→ ENTRIES PROVIDED:
◇ ◇ ◇ ◇ ◇ ◇ ◇
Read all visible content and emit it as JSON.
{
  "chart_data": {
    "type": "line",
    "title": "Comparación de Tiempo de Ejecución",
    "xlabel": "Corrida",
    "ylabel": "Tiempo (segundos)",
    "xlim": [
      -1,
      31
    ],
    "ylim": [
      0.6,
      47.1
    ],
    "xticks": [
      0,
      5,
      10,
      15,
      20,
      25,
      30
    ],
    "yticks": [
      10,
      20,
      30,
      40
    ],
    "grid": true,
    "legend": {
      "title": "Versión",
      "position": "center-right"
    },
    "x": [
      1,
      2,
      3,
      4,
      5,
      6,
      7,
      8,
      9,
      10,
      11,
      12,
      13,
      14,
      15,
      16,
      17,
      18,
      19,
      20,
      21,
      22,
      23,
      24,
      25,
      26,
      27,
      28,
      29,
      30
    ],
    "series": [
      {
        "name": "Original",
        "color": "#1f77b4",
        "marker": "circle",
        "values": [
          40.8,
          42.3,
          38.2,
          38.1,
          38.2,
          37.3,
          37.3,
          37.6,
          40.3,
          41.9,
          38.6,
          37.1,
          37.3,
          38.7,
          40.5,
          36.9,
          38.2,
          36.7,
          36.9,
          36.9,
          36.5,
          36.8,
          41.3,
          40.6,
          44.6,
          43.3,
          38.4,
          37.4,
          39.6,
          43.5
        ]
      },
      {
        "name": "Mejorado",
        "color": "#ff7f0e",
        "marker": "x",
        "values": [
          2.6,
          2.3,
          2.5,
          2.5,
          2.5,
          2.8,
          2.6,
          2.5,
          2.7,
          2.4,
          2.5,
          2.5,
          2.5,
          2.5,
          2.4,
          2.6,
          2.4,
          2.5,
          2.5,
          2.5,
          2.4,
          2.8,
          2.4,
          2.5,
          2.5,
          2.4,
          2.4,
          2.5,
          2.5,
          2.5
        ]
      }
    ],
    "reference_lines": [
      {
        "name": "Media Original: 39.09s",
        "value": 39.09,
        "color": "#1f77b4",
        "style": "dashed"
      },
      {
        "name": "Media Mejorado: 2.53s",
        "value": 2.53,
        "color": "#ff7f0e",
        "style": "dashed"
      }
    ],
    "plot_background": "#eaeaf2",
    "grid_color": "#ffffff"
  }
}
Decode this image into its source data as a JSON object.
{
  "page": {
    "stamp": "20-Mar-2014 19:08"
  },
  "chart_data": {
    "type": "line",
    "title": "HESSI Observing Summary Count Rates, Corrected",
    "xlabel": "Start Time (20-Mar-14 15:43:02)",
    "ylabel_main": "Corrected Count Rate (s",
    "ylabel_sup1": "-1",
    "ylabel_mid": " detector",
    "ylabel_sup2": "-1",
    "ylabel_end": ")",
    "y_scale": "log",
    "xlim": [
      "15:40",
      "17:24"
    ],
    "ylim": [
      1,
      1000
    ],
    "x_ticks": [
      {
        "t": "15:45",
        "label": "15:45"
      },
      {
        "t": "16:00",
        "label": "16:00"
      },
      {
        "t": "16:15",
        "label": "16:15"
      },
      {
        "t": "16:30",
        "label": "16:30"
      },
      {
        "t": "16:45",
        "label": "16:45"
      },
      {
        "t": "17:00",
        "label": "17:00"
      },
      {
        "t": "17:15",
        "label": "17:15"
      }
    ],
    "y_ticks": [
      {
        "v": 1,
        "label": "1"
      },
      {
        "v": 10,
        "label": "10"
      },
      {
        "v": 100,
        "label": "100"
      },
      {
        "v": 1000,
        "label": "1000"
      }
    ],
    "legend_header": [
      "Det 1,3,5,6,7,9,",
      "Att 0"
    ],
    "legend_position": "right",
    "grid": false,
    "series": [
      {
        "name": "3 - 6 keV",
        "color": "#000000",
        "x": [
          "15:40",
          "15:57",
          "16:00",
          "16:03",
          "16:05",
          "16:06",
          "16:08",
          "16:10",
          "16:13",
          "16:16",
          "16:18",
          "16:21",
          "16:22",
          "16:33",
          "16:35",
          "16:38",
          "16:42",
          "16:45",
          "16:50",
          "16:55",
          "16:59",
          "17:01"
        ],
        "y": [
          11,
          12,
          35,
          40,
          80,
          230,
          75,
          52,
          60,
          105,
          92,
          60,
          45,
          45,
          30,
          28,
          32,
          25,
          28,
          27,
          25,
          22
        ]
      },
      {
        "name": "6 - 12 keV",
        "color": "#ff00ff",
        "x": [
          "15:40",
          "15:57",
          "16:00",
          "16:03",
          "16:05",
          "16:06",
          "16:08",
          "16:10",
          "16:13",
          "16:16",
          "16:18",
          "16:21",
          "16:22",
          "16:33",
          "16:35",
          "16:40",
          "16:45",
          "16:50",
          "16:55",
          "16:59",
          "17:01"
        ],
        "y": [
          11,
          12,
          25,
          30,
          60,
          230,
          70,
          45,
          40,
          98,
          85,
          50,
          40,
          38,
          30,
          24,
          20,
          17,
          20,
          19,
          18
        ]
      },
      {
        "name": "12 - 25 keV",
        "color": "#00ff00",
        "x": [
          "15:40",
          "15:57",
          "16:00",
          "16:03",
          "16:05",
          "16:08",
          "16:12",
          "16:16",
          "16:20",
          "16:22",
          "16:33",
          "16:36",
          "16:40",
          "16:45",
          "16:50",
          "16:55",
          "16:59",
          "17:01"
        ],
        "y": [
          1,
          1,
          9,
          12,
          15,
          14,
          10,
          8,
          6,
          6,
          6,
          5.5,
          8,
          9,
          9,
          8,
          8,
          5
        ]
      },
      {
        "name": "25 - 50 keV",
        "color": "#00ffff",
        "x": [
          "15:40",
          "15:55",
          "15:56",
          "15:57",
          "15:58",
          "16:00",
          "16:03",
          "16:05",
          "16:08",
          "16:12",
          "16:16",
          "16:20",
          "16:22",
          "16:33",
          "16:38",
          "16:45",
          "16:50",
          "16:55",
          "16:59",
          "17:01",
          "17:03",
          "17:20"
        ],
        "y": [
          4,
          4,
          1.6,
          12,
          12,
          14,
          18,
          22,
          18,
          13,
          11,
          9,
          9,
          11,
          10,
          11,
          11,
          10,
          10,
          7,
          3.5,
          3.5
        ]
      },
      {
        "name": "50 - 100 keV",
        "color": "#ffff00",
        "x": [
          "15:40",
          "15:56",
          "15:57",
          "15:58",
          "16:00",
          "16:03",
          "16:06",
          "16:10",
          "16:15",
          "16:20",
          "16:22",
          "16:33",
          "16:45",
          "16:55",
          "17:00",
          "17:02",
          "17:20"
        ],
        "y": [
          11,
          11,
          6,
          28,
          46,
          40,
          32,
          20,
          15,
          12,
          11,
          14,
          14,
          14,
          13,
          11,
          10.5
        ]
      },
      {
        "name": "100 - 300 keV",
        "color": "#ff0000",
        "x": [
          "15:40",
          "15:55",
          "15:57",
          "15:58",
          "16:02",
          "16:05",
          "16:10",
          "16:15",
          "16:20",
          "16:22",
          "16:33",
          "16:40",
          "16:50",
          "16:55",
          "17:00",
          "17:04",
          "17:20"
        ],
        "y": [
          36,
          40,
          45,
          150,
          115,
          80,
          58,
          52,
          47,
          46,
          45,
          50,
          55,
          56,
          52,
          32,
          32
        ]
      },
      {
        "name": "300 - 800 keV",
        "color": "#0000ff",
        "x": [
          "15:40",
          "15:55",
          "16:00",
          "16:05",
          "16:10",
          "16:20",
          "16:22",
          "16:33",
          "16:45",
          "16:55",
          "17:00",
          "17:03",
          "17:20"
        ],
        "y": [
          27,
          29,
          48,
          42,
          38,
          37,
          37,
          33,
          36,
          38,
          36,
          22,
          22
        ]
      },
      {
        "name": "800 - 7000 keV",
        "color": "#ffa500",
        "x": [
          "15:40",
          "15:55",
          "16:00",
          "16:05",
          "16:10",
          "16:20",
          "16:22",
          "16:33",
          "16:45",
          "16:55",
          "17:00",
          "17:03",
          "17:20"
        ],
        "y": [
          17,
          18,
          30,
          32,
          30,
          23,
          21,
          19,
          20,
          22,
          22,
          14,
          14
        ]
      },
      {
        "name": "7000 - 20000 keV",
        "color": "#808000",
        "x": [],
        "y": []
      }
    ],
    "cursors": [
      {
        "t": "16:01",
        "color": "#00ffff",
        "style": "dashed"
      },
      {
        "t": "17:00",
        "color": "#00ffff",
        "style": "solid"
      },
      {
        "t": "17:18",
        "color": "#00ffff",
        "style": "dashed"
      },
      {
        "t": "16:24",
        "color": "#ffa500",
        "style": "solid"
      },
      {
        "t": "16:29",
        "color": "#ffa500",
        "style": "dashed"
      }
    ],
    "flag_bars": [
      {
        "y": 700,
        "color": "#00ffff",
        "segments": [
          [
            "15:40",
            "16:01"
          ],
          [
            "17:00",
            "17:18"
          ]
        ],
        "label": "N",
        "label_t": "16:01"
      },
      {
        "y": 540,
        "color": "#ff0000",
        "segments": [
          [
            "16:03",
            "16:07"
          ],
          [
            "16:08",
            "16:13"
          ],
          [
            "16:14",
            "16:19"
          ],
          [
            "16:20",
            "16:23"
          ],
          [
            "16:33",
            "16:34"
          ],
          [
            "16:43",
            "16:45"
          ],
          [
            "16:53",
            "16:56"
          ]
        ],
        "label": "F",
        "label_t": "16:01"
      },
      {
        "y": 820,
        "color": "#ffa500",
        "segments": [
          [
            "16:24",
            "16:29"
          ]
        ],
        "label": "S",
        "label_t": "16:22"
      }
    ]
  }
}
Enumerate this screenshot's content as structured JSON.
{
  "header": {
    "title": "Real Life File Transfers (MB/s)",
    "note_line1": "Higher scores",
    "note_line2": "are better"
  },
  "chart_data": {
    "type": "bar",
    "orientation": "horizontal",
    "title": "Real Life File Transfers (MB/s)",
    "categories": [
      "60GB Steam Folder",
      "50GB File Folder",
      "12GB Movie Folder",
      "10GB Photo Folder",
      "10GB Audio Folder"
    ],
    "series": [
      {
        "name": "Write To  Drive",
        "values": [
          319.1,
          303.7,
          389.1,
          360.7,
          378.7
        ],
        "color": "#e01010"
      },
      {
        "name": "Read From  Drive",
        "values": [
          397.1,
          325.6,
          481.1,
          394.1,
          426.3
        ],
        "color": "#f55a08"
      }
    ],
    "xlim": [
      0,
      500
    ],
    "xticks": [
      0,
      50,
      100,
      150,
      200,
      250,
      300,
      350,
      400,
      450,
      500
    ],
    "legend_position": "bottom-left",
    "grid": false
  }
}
◇ ◇ ◇ ◇ ◇ ◇ ◇
→ AIM OF THE EXERCISE:
Gather all lines from the listing above in which "content" occurs.

→ COMPLETE RESPONSE:
Read all visible content and emit it as JSON.
Enumerate this screenshot's content as structured JSON.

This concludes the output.